▶ [YOUR GOAL]:
Return all of the entries exactly, with nothing added or left out.

▶ [EXCERPTED DATA]:
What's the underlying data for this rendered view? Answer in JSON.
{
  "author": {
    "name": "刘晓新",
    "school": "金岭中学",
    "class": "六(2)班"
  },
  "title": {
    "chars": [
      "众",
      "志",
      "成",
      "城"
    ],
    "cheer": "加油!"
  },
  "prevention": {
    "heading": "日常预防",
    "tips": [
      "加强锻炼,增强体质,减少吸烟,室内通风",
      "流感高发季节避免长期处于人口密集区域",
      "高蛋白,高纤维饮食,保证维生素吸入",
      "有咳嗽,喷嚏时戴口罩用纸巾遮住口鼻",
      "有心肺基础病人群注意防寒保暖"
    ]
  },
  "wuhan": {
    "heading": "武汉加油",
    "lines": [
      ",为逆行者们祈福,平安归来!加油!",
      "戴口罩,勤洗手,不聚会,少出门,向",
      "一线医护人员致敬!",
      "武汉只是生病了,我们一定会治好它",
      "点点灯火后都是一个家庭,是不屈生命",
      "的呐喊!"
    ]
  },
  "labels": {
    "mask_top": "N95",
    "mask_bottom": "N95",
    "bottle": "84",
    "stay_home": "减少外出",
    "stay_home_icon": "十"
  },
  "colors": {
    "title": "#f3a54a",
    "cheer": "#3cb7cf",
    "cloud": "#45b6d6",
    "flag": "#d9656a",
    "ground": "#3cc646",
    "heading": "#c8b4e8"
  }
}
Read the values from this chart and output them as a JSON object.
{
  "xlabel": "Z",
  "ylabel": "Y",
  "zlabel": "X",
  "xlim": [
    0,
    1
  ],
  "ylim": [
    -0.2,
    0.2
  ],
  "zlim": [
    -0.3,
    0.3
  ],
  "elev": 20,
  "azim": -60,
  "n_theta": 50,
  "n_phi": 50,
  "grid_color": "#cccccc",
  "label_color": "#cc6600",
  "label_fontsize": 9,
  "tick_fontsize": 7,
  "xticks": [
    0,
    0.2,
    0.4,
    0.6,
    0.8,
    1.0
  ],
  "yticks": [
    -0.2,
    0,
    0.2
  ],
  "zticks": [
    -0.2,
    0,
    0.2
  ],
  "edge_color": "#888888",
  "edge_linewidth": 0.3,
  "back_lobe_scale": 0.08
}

▶ [THE SOLUTION]:
What's the underlying data for this rendered view? Answer in JSON.
{
  "author": {
    "name": "刘晓新",
    "school": "金岭中学",
    "class": "六(2)班"
  },
  "title": {
    "chars": [
      "众",
      "志",
      "成",
      "城"
    ],
    "cheer": "加油!"
  },
  "prevention": {
    "heading": "日常预防",
    "tips": [
      "加强锻炼,增强体质,减少吸烟,室内通风",
      "流感高发季节避免长期处于人口密集区域",
      "高蛋白,高纤维饮食,保证维生素吸入",
      "有咳嗽,喷嚏时戴口罩用纸巾遮住口鼻",
      "有心肺基础病人群注意防寒保暖"
    ]
  },
  "wuhan": {
    "heading": "武汉加油",
    "lines": [
      ",为逆行者们祈福,平安归来!加油!",
      "戴口罩,勤洗手,不聚会,少出门,向",
      "一线医护人员致敬!",
      "武汉只是生病了,我们一定会治好它",
      "点点灯火后都是一个家庭,是不屈生命",
      "的呐喊!"
    ]
  },
  "labels": {
    "mask_top": "N95",
    "mask_bottom": "N95",
    "bottle": "84",
    "stay_home": "减少外出",
    "stay_home_icon": "十"
  },
  "colors": {
    "title": "#f3a54a",
    "cheer": "#3cb7cf",
    "cloud": "#45b6d6",
    "flag": "#d9656a",
    "ground": "#3cc646",
    "heading": "#c8b4e8"
  }
}
Read the values from this chart and output them as a JSON object.
{
  "xlabel": "Z",
  "ylabel": "Y",
  "zlabel": "X",
  "xlim": [
    0,
    1
  ],
  "ylim": [
    -0.2,
    0.2
  ],
  "zlim": [
    -0.3,
    0.3
  ],
  "elev": 20,
  "azim": -60,
  "n_theta": 50,
  "n_phi": 50,
  "grid_color": "#cccccc",
  "label_color": "#cc6600",
  "label_fontsize": 9,
  "tick_fontsize": 7,
  "xticks": [
    0,
    0.2,
    0.4,
    0.6,
    0.8,
    1.0
  ],
  "yticks": [
    -0.2,
    0,
    0.2
  ],
  "zticks": [
    -0.2,
    0,
    0.2
  ],
  "edge_color": "#888888",
  "edge_linewidth": 0.3,
  "back_lobe_scale": 0.08
}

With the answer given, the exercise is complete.